%%

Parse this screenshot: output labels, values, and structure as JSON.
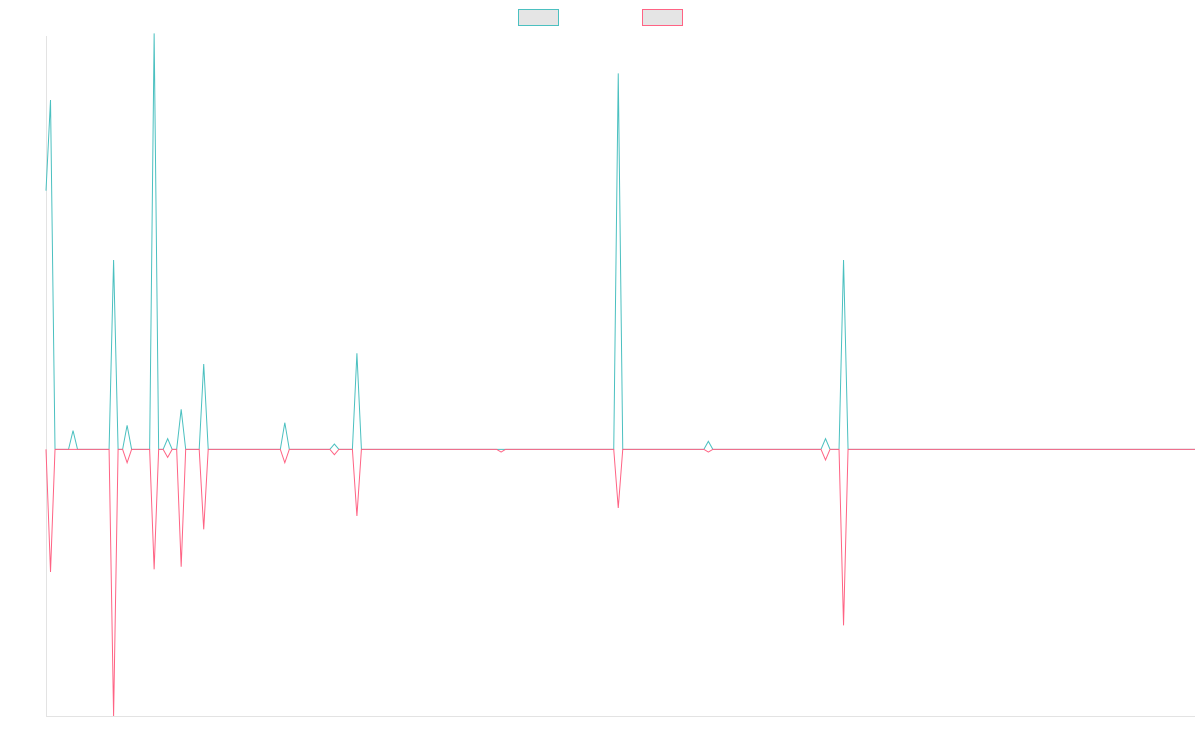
{
  "chart_data": {
    "type": "line",
    "title": "",
    "xlabel": "",
    "ylabel": "",
    "legend": "top-center",
    "grid": false,
    "x_range": [
      0,
      255
    ],
    "y_range": [
      -100,
      155
    ],
    "series": [
      {
        "color": "#4bc0c0",
        "legend_fill": "#e5e5e5",
        "points": [
          [
            0,
            97
          ],
          [
            1,
            131
          ],
          [
            2,
            0
          ],
          [
            5,
            0
          ],
          [
            6,
            7
          ],
          [
            7,
            0
          ],
          [
            14,
            0
          ],
          [
            15,
            71
          ],
          [
            16,
            0
          ],
          [
            17,
            0
          ],
          [
            18,
            9
          ],
          [
            19,
            0
          ],
          [
            23,
            0
          ],
          [
            24,
            156
          ],
          [
            25,
            0
          ],
          [
            26,
            0
          ],
          [
            27,
            4
          ],
          [
            28,
            0
          ],
          [
            29,
            0
          ],
          [
            30,
            15
          ],
          [
            31,
            0
          ],
          [
            34,
            0
          ],
          [
            35,
            32
          ],
          [
            36,
            0
          ],
          [
            52,
            0
          ],
          [
            53,
            10
          ],
          [
            54,
            0
          ],
          [
            63,
            0
          ],
          [
            64,
            2
          ],
          [
            65,
            0
          ],
          [
            68,
            0
          ],
          [
            69,
            36
          ],
          [
            70,
            0
          ],
          [
            72,
            0
          ],
          [
            73,
            0
          ],
          [
            74,
            0
          ],
          [
            100,
            0
          ],
          [
            101,
            0
          ],
          [
            102,
            0
          ],
          [
            126,
            0
          ],
          [
            127,
            141
          ],
          [
            128,
            0
          ],
          [
            146,
            0
          ],
          [
            147,
            3
          ],
          [
            148,
            0
          ],
          [
            172,
            0
          ],
          [
            173,
            4
          ],
          [
            174,
            0
          ],
          [
            176,
            0
          ],
          [
            177,
            71
          ],
          [
            178,
            0
          ],
          [
            255,
            0
          ]
        ]
      },
      {
        "color": "#ff6384",
        "legend_fill": "#e5e5e5",
        "points": [
          [
            0,
            0
          ],
          [
            1,
            -46
          ],
          [
            2,
            0
          ],
          [
            14,
            0
          ],
          [
            15,
            -100
          ],
          [
            16,
            0
          ],
          [
            17,
            0
          ],
          [
            18,
            -5
          ],
          [
            19,
            0
          ],
          [
            23,
            0
          ],
          [
            24,
            -45
          ],
          [
            25,
            0
          ],
          [
            26,
            0
          ],
          [
            27,
            -3
          ],
          [
            28,
            0
          ],
          [
            29,
            0
          ],
          [
            30,
            -44
          ],
          [
            31,
            0
          ],
          [
            34,
            0
          ],
          [
            35,
            -30
          ],
          [
            36,
            0
          ],
          [
            52,
            0
          ],
          [
            53,
            -5
          ],
          [
            54,
            0
          ],
          [
            63,
            0
          ],
          [
            64,
            -2
          ],
          [
            65,
            0
          ],
          [
            68,
            0
          ],
          [
            69,
            -25
          ],
          [
            70,
            0
          ],
          [
            72,
            0
          ],
          [
            73,
            0
          ],
          [
            74,
            0
          ],
          [
            100,
            0
          ],
          [
            101,
            -1
          ],
          [
            102,
            0
          ],
          [
            126,
            0
          ],
          [
            127,
            -22
          ],
          [
            128,
            0
          ],
          [
            146,
            0
          ],
          [
            147,
            -1
          ],
          [
            148,
            0
          ],
          [
            172,
            0
          ],
          [
            173,
            -4
          ],
          [
            174,
            0
          ],
          [
            176,
            0
          ],
          [
            177,
            -66
          ],
          [
            178,
            0
          ],
          [
            255,
            0
          ]
        ]
      }
    ]
  }
}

%%

OBJECTIVE: In your copy of the listing above, reproduce each line exactly and omit all pictures.

EXERCISE OUTPUT:
Parse this screenshot: output labels, values, and structure as JSON.
{
  "chart_data": {
    "type": "line",
    "title": "",
    "xlabel": "",
    "ylabel": "",
    "legend": "top-center",
    "grid": false,
    "x_range": [
      0,
      255
    ],
    "y_range": [
      -100,
      155
    ],
    "series": [
      {
        "color": "#4bc0c0",
        "legend_fill": "#e5e5e5",
        "points": [
          [
            0,
            97
          ],
          [
            1,
            131
          ],
          [
            2,
            0
          ],
          [
            5,
            0
          ],
          [
            6,
            7
          ],
          [
            7,
            0
          ],
          [
            14,
            0
          ],
          [
            15,
            71
          ],
          [
            16,
            0
          ],
          [
            17,
            0
          ],
          [
            18,
            9
          ],
          [
            19,
            0
          ],
          [
            23,
            0
          ],
          [
            24,
            156
          ],
          [
            25,
            0
          ],
          [
            26,
            0
          ],
          [
            27,
            4
          ],
          [
            28,
            0
          ],
          [
            29,
            0
          ],
          [
            30,
            15
          ],
          [
            31,
            0
          ],
          [
            34,
            0
          ],
          [
            35,
            32
          ],
          [
            36,
            0
          ],
          [
            52,
            0
          ],
          [
            53,
            10
          ],
          [
            54,
            0
          ],
          [
            63,
            0
          ],
          [
            64,
            2
          ],
          [
            65,
            0
          ],
          [
            68,
            0
          ],
          [
            69,
            36
          ],
          [
            70,
            0
          ],
          [
            72,
            0
          ],
          [
            73,
            0
          ],
          [
            74,
            0
          ],
          [
            100,
            0
          ],
          [
            101,
            0
          ],
          [
            102,
            0
          ],
          [
            126,
            0
          ],
          [
            127,
            141
          ],
          [
            128,
            0
          ],
          [
            146,
            0
          ],
          [
            147,
            3
          ],
          [
            148,
            0
          ],
          [
            172,
            0
          ],
          [
            173,
            4
          ],
          [
            174,
            0
          ],
          [
            176,
            0
          ],
          [
            177,
            71
          ],
          [
            178,
            0
          ],
          [
            255,
            0
          ]
        ]
      },
      {
        "color": "#ff6384",
        "legend_fill": "#e5e5e5",
        "points": [
          [
            0,
            0
          ],
          [
            1,
            -46
          ],
          [
            2,
            0
          ],
          [
            14,
            0
          ],
          [
            15,
            -100
          ],
          [
            16,
            0
          ],
          [
            17,
            0
          ],
          [
            18,
            -5
          ],
          [
            19,
            0
          ],
          [
            23,
            0
          ],
          [
            24,
            -45
          ],
          [
            25,
            0
          ],
          [
            26,
            0
          ],
          [
            27,
            -3
          ],
          [
            28,
            0
          ],
          [
            29,
            0
          ],
          [
            30,
            -44
          ],
          [
            31,
            0
          ],
          [
            34,
            0
          ],
          [
            35,
            -30
          ],
          [
            36,
            0
          ],
          [
            52,
            0
          ],
          [
            53,
            -5
          ],
          [
            54,
            0
          ],
          [
            63,
            0
          ],
          [
            64,
            -2
          ],
          [
            65,
            0
          ],
          [
            68,
            0
          ],
          [
            69,
            -25
          ],
          [
            70,
            0
          ],
          [
            72,
            0
          ],
          [
            73,
            0
          ],
          [
            74,
            0
          ],
          [
            100,
            0
          ],
          [
            101,
            -1
          ],
          [
            102,
            0
          ],
          [
            126,
            0
          ],
          [
            127,
            -22
          ],
          [
            128,
            0
          ],
          [
            146,
            0
          ],
          [
            147,
            -1
          ],
          [
            148,
            0
          ],
          [
            172,
            0
          ],
          [
            173,
            -4
          ],
          [
            174,
            0
          ],
          [
            176,
            0
          ],
          [
            177,
            -66
          ],
          [
            178,
            0
          ],
          [
            255,
            0
          ]
        ]
      }
    ]
  }
}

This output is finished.